Set task -
Your task is to retype each line of the data below exactly.

Stored data -
--- BEGIN ---

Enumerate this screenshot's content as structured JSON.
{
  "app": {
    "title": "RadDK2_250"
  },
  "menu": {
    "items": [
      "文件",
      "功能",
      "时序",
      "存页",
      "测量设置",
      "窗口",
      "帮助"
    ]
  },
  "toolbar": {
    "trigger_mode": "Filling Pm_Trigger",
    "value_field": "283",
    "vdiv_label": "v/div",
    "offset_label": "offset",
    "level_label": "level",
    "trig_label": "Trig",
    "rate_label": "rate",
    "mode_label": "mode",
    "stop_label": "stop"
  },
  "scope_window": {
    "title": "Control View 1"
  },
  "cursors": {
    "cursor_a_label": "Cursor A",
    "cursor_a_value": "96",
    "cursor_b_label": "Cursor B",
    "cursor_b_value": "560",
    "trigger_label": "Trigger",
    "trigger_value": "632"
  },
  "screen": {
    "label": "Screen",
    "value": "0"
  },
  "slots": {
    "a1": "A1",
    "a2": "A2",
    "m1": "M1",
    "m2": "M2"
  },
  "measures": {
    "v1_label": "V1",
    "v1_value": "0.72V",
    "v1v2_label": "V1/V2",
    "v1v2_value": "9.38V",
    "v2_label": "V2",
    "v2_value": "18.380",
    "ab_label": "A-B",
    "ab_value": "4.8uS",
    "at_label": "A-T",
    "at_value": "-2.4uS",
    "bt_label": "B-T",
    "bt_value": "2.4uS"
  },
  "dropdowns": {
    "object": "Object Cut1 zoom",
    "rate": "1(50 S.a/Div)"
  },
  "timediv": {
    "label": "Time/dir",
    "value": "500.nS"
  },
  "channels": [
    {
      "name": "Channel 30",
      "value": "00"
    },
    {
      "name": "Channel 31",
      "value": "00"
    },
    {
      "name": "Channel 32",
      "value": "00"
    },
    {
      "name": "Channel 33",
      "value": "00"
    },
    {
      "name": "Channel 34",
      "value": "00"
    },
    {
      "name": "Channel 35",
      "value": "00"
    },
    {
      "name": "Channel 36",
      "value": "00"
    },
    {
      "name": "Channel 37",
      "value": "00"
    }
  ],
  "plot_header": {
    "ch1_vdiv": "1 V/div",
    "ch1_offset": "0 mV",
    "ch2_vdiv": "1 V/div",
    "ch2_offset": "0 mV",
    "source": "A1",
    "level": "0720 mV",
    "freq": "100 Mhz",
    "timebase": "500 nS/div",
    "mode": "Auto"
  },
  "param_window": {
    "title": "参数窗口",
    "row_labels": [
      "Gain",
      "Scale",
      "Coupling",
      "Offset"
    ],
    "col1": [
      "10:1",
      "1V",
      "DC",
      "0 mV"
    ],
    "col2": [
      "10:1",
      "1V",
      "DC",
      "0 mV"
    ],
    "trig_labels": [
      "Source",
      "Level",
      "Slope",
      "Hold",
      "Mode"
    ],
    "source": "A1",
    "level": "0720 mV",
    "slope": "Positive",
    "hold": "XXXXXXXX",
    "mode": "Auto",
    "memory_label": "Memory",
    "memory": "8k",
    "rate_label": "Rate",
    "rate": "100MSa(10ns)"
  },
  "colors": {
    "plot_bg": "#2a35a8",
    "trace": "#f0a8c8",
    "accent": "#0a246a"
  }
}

--- END ---

Exercise solution -
Enumerate this screenshot's content as structured JSON.
{
  "app": {
    "title": "RadDK2_250"
  },
  "menu": {
    "items": [
      "文件",
      "功能",
      "时序",
      "存页",
      "测量设置",
      "窗口",
      "帮助"
    ]
  },
  "toolbar": {
    "trigger_mode": "Filling Pm_Trigger",
    "value_field": "283",
    "vdiv_label": "v/div",
    "offset_label": "offset",
    "level_label": "level",
    "trig_label": "Trig",
    "rate_label": "rate",
    "mode_label": "mode",
    "stop_label": "stop"
  },
  "scope_window": {
    "title": "Control View 1"
  },
  "cursors": {
    "cursor_a_label": "Cursor A",
    "cursor_a_value": "96",
    "cursor_b_label": "Cursor B",
    "cursor_b_value": "560",
    "trigger_label": "Trigger",
    "trigger_value": "632"
  },
  "screen": {
    "label": "Screen",
    "value": "0"
  },
  "slots": {
    "a1": "A1",
    "a2": "A2",
    "m1": "M1",
    "m2": "M2"
  },
  "measures": {
    "v1_label": "V1",
    "v1_value": "0.72V",
    "v1v2_label": "V1/V2",
    "v1v2_value": "9.38V",
    "v2_label": "V2",
    "v2_value": "18.380",
    "ab_label": "A-B",
    "ab_value": "4.8uS",
    "at_label": "A-T",
    "at_value": "-2.4uS",
    "bt_label": "B-T",
    "bt_value": "2.4uS"
  },
  "dropdowns": {
    "object": "Object Cut1 zoom",
    "rate": "1(50 S.a/Div)"
  },
  "timediv": {
    "label": "Time/dir",
    "value": "500.nS"
  },
  "channels": [
    {
      "name": "Channel 30",
      "value": "00"
    },
    {
      "name": "Channel 31",
      "value": "00"
    },
    {
      "name": "Channel 32",
      "value": "00"
    },
    {
      "name": "Channel 33",
      "value": "00"
    },
    {
      "name": "Channel 34",
      "value": "00"
    },
    {
      "name": "Channel 35",
      "value": "00"
    },
    {
      "name": "Channel 36",
      "value": "00"
    },
    {
      "name": "Channel 37",
      "value": "00"
    }
  ],
  "plot_header": {
    "ch1_vdiv": "1 V/div",
    "ch1_offset": "0 mV",
    "ch2_vdiv": "1 V/div",
    "ch2_offset": "0 mV",
    "source": "A1",
    "level": "0720 mV",
    "freq": "100 Mhz",
    "timebase": "500 nS/div",
    "mode": "Auto"
  },
  "param_window": {
    "title": "参数窗口",
    "row_labels": [
      "Gain",
      "Scale",
      "Coupling",
      "Offset"
    ],
    "col1": [
      "10:1",
      "1V",
      "DC",
      "0 mV"
    ],
    "col2": [
      "10:1",
      "1V",
      "DC",
      "0 mV"
    ],
    "trig_labels": [
      "Source",
      "Level",
      "Slope",
      "Hold",
      "Mode"
    ],
    "source": "A1",
    "level": "0720 mV",
    "slope": "Positive",
    "hold": "XXXXXXXX",
    "mode": "Auto",
    "memory_label": "Memory",
    "memory": "8k",
    "rate_label": "Rate",
    "rate": "100MSa(10ns)"
  },
  "colors": {
    "plot_bg": "#2a35a8",
    "trace": "#f0a8c8",
    "accent": "#0a246a"
  }
}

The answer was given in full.